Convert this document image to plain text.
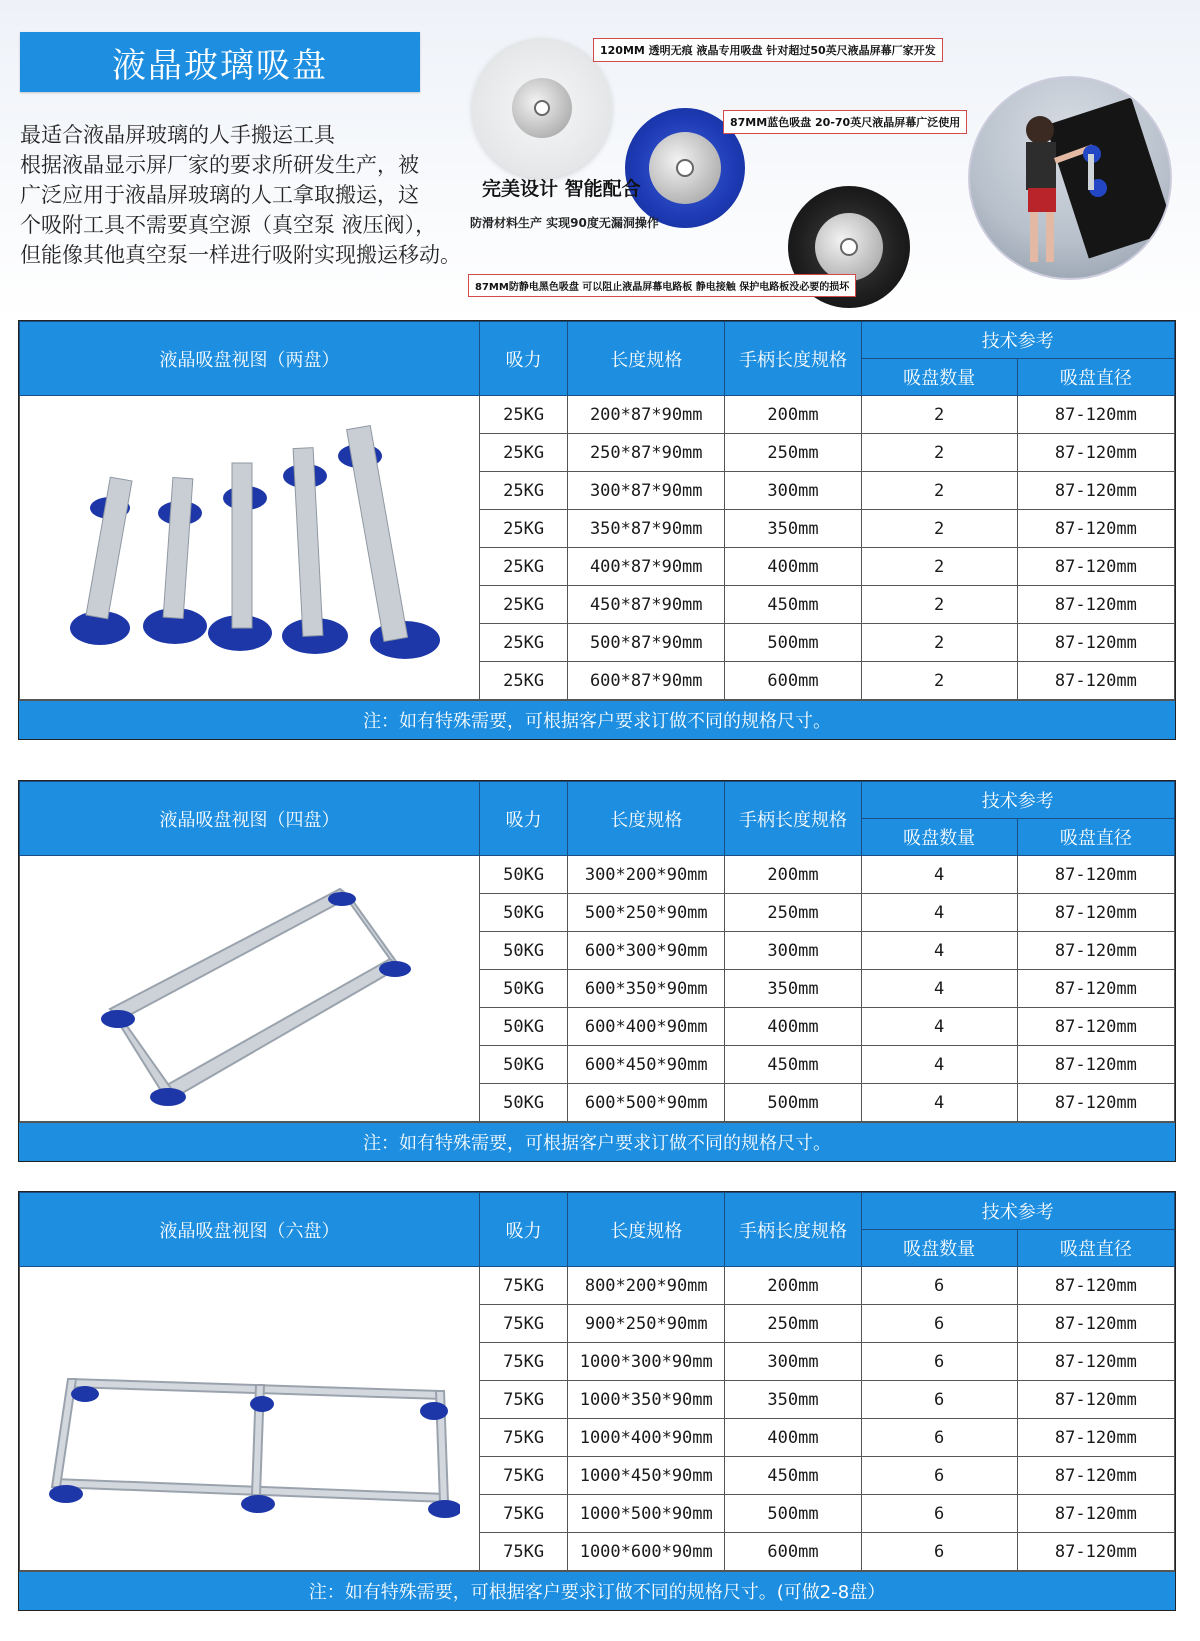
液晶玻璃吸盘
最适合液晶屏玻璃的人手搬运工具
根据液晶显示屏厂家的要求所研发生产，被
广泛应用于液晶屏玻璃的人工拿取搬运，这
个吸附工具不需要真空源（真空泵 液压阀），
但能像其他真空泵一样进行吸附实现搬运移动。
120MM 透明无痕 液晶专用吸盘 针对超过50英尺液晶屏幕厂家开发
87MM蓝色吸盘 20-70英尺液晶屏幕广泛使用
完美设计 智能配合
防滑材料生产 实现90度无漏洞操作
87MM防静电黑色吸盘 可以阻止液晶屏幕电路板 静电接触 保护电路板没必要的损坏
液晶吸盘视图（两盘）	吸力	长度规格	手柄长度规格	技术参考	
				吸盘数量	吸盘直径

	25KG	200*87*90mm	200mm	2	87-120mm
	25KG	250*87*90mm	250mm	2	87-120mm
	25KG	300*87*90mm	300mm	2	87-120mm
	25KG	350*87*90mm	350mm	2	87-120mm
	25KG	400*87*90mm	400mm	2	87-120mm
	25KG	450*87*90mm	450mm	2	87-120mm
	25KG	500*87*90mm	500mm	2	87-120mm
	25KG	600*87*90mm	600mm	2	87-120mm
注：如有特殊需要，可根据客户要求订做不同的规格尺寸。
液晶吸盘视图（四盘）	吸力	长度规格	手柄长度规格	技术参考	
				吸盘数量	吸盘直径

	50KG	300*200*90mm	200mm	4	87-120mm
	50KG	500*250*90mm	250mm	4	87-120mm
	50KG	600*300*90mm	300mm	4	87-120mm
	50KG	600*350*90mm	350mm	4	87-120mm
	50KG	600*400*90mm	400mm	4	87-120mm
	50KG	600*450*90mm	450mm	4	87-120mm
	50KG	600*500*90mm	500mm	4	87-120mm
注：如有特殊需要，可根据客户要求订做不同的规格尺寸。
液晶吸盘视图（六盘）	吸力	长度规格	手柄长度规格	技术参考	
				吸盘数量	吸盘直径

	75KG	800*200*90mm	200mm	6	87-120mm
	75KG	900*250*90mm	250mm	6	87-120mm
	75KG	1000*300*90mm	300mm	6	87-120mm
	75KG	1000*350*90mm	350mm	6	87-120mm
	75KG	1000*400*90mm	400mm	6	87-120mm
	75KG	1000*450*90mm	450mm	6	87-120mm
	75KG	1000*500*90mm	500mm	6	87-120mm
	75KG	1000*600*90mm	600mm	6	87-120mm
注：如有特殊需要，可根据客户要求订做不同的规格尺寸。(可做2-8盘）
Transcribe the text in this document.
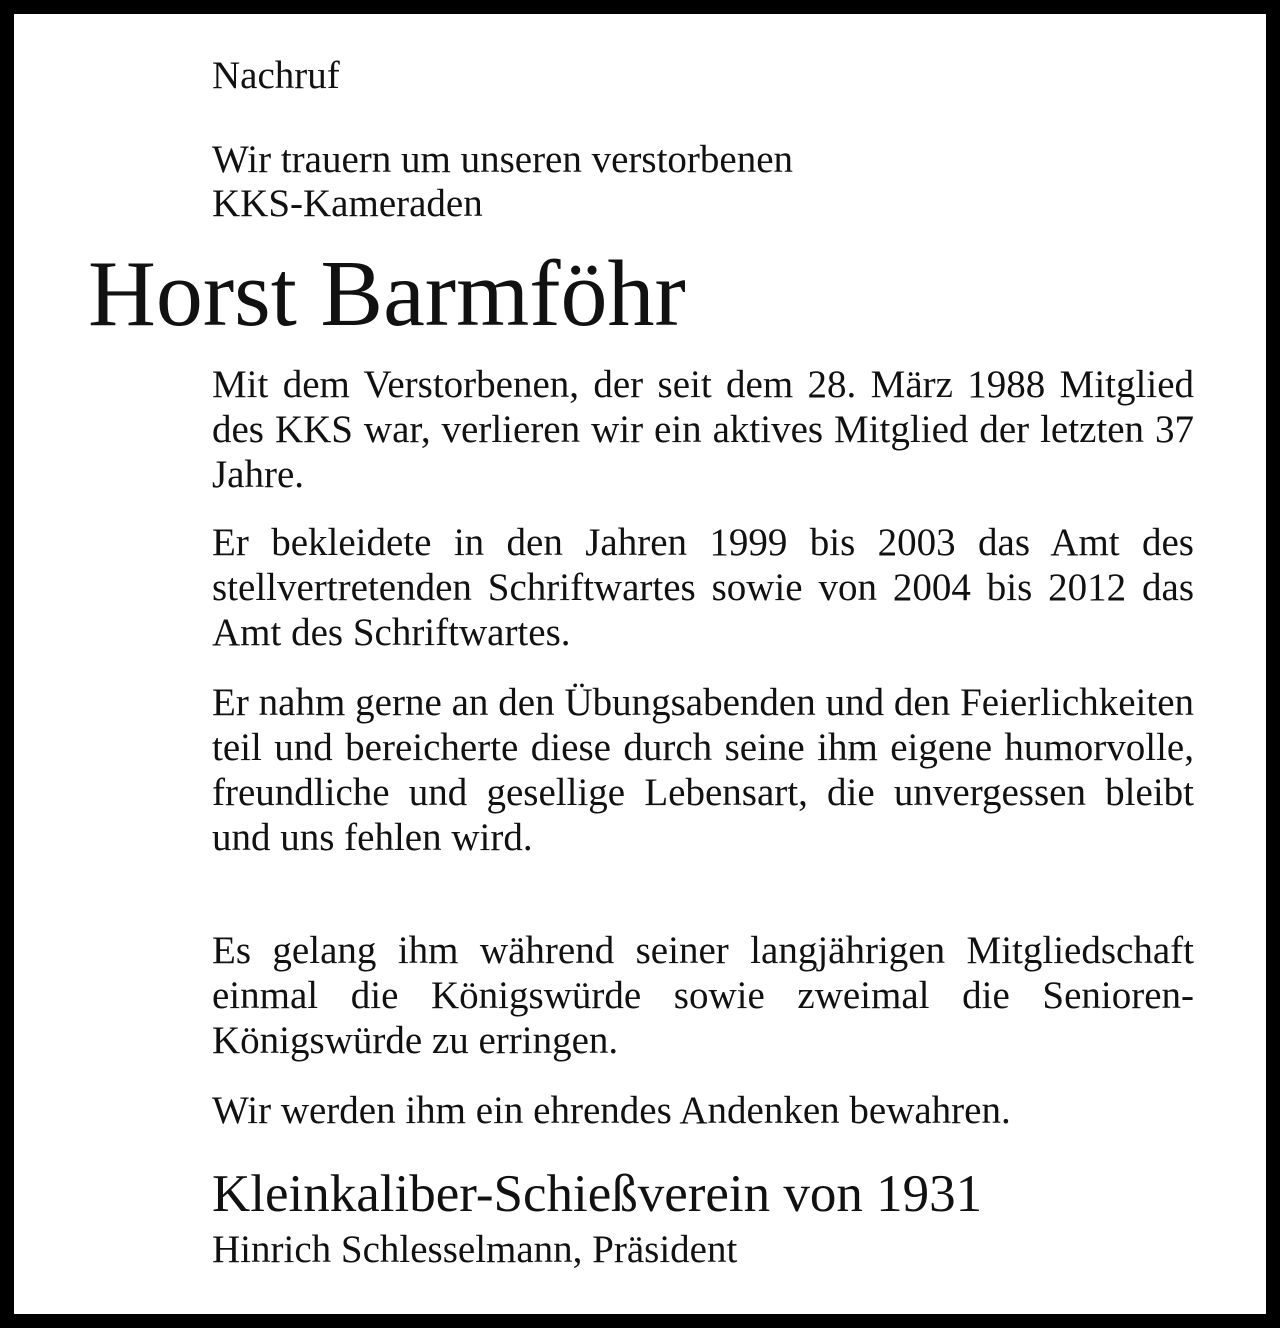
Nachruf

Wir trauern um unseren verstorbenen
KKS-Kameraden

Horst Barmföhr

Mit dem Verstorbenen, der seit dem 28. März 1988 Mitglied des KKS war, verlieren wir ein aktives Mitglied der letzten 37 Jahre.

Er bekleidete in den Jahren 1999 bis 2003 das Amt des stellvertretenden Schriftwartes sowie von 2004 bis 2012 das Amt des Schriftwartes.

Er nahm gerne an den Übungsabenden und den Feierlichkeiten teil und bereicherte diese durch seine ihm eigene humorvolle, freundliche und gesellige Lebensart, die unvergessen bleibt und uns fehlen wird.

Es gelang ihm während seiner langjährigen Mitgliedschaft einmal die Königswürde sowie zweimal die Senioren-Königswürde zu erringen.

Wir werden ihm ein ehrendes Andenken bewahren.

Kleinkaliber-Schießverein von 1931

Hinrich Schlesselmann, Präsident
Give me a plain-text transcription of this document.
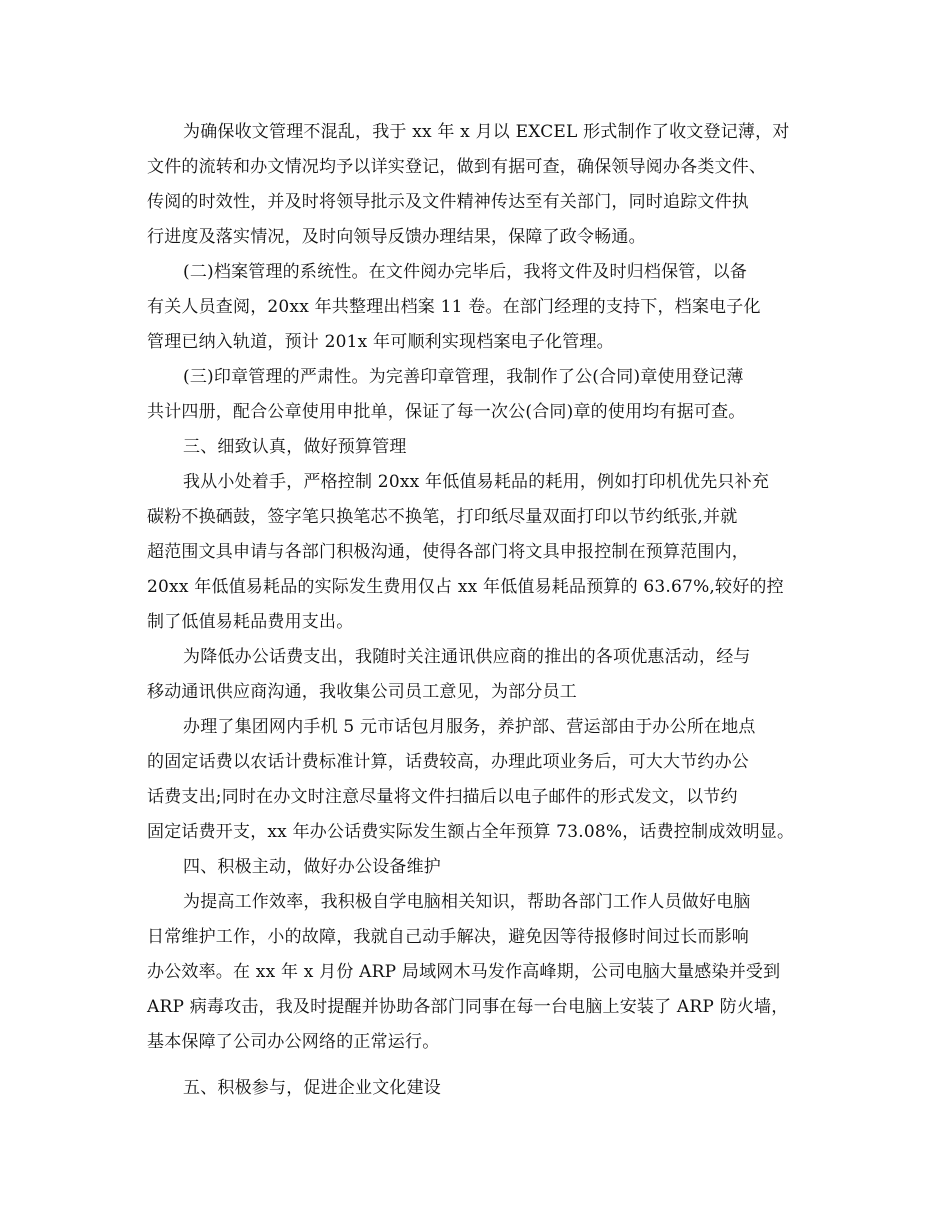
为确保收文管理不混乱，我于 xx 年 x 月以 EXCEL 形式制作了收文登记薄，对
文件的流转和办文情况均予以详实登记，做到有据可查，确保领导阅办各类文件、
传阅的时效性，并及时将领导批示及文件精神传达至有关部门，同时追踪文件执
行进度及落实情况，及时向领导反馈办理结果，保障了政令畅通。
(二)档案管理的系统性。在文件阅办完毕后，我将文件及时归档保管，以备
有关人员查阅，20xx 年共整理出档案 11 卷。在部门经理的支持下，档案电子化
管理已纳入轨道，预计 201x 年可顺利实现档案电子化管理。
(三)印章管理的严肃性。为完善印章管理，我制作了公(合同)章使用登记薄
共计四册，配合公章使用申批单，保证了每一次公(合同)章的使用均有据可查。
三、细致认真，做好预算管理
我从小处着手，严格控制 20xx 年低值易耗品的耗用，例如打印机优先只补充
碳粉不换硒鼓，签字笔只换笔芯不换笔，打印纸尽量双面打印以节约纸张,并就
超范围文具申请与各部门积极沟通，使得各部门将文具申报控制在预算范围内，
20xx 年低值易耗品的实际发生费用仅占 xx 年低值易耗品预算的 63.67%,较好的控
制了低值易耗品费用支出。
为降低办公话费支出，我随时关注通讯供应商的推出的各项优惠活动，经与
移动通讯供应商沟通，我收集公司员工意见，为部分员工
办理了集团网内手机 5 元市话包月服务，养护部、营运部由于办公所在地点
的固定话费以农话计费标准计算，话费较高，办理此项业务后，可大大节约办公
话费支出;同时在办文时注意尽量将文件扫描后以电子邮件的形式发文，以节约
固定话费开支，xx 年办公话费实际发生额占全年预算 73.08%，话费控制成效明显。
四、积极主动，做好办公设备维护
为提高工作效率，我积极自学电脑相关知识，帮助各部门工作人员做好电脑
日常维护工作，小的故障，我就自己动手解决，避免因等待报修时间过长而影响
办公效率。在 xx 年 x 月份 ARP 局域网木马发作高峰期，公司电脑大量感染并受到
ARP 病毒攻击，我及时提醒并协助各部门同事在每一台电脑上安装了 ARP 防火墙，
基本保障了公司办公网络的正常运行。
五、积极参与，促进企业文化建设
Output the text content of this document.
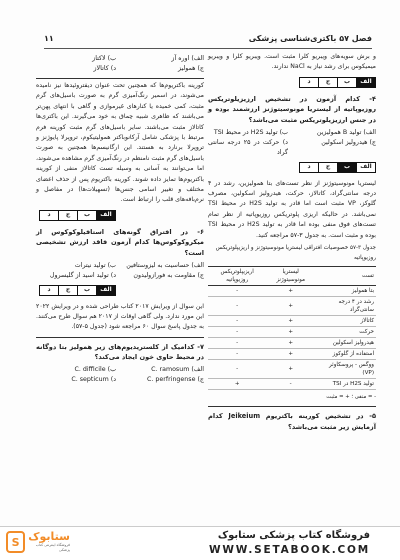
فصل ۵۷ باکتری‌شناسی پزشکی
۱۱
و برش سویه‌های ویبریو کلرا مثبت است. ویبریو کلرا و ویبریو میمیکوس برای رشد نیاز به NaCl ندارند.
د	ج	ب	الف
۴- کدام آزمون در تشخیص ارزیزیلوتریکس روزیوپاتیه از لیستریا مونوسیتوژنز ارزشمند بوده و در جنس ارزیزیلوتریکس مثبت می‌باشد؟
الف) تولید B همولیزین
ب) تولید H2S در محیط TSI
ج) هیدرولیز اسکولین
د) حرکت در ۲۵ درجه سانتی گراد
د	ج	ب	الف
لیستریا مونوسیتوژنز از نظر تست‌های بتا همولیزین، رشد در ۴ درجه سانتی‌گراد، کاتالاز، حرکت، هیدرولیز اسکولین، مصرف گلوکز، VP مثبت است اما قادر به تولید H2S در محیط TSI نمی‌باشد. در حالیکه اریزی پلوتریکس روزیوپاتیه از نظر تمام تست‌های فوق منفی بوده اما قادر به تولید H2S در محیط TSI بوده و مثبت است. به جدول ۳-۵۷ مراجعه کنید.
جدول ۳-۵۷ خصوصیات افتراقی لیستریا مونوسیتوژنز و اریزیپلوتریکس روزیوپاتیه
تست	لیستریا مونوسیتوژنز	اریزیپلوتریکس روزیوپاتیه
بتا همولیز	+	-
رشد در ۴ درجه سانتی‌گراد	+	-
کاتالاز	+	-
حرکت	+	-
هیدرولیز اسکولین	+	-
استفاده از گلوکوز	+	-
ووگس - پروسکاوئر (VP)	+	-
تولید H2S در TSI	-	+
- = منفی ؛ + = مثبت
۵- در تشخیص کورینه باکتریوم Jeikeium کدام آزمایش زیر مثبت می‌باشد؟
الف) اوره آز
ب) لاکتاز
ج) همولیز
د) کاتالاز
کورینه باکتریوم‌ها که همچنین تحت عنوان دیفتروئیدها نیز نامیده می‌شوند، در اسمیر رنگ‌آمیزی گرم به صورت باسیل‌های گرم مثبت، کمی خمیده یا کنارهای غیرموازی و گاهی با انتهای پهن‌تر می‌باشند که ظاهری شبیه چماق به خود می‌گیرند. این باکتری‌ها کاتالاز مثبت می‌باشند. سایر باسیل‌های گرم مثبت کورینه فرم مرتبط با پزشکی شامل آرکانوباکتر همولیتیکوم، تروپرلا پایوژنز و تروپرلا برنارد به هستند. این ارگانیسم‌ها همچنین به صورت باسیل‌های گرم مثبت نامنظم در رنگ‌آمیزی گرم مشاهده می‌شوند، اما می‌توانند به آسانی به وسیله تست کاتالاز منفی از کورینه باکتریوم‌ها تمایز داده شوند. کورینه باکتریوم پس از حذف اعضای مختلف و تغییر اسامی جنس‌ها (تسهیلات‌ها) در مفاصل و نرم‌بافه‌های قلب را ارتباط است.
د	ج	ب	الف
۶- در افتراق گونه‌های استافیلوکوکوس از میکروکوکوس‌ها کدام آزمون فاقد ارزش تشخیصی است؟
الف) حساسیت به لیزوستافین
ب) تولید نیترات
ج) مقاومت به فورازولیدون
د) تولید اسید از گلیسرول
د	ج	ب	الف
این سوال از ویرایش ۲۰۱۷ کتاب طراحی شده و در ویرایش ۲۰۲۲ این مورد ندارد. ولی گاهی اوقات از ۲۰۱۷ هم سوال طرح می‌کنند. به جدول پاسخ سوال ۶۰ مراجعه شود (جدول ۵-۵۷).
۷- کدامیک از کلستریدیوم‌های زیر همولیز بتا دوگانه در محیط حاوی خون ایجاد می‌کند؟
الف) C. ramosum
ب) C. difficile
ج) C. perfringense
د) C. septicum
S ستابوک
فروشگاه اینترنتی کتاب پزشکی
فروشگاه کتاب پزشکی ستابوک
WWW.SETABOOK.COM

══════

▶ EXERCISE: Gather and copy every line of the data in which the string "هیدرولیز" is found.

▶ ANSWER FOR THIS EXERCISE:
ج) هیدرولیز اسکولین
لیستریا مونوسیتوژنز از نظر تست‌های بتا همولیزین، رشد در ۴ درجه سانتی‌گراد، کاتالاز، حرکت، هیدرولیز اسکولین، مصرف گلوکز، VP مثبت است اما قادر به تولید H2S در محیط TSI نمی‌باشد. در حالیکه اریزی پلوتریکس روزیوپاتیه از نظر تمام تست‌های فوق منفی بوده اما قادر به تولید H2S در محیط TSI بوده و مثبت است. به جدول ۳-۵۷ مراجعه کنید.
هیدرولیز اسکولین	+	-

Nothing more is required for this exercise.